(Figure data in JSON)
▬▬▬▬▬▬
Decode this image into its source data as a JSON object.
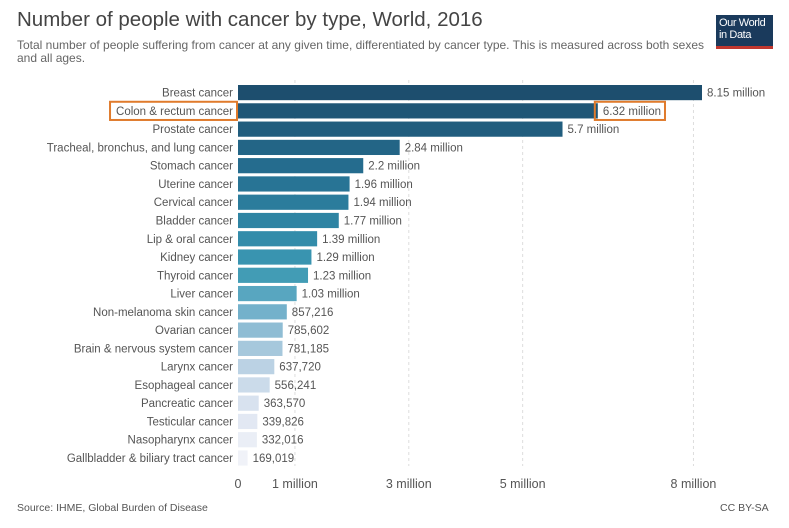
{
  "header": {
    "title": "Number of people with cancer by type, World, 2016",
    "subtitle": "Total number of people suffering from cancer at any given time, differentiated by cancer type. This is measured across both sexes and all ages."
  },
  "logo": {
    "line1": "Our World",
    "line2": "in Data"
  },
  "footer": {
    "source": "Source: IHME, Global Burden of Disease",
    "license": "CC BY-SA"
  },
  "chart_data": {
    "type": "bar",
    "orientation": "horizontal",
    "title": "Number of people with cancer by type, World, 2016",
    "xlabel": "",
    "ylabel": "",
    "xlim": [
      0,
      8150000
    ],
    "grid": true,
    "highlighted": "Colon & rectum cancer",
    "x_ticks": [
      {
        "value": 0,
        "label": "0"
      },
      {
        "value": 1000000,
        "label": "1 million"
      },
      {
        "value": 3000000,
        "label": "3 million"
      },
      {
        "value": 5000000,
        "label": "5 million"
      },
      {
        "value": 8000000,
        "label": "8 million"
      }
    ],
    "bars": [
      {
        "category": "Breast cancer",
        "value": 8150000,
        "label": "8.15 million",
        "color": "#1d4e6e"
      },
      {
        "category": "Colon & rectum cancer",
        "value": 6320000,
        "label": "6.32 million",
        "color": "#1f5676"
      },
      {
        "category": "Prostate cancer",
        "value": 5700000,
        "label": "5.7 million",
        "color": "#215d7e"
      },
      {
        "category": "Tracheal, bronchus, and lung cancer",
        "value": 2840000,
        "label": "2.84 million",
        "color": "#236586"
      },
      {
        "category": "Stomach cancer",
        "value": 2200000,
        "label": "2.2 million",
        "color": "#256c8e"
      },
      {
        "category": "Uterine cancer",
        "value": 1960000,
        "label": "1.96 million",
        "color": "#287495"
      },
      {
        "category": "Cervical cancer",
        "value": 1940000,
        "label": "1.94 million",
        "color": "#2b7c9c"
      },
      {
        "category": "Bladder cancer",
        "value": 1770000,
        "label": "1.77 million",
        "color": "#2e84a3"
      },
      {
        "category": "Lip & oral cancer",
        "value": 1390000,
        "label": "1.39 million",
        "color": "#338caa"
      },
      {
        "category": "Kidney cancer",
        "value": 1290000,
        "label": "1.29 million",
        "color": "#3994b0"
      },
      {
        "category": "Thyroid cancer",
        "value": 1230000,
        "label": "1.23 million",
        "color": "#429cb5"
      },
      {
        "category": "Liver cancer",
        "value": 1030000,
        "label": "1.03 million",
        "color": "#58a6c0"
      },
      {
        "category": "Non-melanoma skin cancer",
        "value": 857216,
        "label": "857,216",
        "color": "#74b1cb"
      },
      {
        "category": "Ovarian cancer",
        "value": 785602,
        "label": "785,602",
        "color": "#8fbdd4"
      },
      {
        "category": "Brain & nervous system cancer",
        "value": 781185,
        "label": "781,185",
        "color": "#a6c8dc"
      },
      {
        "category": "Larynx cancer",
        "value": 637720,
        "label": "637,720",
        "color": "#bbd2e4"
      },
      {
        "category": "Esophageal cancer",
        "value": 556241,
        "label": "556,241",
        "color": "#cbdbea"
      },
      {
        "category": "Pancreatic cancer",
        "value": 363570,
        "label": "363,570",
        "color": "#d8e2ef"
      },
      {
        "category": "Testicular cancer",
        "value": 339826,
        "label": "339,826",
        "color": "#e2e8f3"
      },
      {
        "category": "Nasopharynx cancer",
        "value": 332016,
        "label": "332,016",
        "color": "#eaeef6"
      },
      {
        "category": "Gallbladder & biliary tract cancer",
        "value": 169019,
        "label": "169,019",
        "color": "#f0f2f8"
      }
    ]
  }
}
▬▬▬▬▬▬
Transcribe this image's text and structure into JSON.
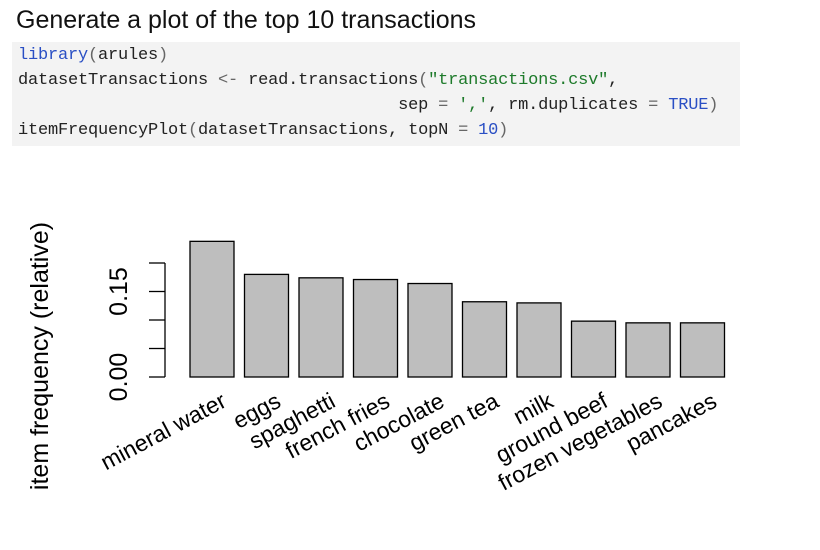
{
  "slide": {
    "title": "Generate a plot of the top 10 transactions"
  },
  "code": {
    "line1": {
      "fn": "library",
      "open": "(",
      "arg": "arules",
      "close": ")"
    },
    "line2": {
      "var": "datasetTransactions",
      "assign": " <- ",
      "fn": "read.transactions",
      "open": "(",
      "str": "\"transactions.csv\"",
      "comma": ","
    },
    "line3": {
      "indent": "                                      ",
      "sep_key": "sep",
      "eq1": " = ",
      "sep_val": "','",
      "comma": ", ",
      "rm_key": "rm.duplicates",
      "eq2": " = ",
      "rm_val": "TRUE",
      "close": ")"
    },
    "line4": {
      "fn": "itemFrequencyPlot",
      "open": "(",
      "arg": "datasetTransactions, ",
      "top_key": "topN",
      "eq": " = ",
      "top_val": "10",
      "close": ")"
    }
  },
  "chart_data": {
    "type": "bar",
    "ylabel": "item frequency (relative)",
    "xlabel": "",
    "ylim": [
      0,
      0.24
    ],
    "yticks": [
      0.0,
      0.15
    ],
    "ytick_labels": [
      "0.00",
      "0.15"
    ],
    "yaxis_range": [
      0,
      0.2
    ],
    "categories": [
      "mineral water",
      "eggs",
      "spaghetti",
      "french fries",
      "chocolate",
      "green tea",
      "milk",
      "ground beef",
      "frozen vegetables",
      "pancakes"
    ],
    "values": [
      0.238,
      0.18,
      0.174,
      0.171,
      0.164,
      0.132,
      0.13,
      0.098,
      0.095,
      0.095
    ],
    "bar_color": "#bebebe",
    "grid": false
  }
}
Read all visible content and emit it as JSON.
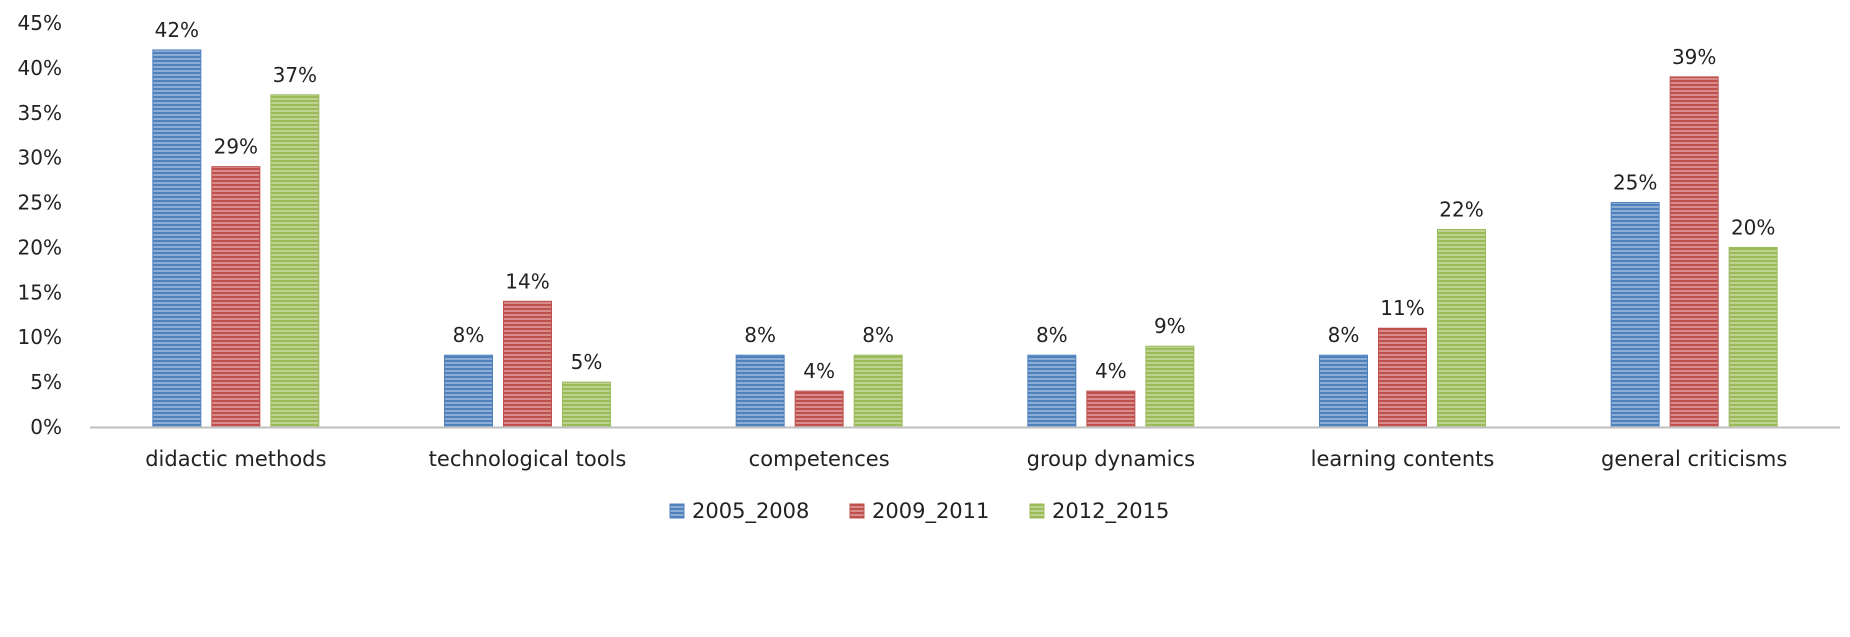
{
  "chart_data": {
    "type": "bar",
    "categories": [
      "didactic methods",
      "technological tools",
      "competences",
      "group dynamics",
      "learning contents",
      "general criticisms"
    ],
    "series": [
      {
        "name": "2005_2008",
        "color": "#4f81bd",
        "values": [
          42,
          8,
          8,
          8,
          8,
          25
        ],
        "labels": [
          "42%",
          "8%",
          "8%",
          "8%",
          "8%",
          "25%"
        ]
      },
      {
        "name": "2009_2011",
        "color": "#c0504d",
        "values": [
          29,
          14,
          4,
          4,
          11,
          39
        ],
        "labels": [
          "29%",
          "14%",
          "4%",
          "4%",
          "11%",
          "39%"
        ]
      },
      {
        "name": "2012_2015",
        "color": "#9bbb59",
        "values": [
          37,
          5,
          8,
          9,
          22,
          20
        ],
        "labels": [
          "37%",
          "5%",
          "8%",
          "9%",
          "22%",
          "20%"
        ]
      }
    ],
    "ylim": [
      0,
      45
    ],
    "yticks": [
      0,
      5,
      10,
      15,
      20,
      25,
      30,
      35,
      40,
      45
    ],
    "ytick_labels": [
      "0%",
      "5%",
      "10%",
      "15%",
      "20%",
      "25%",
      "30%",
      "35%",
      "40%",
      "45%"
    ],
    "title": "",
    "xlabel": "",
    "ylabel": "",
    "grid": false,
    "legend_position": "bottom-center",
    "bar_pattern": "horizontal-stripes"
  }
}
▬▬▬▬▬▬
Extract every line of the records above that contains the word "source".

Decode this image into its source data as a JSON object.
    "source": "Source: IHME, Global Burden of Disease",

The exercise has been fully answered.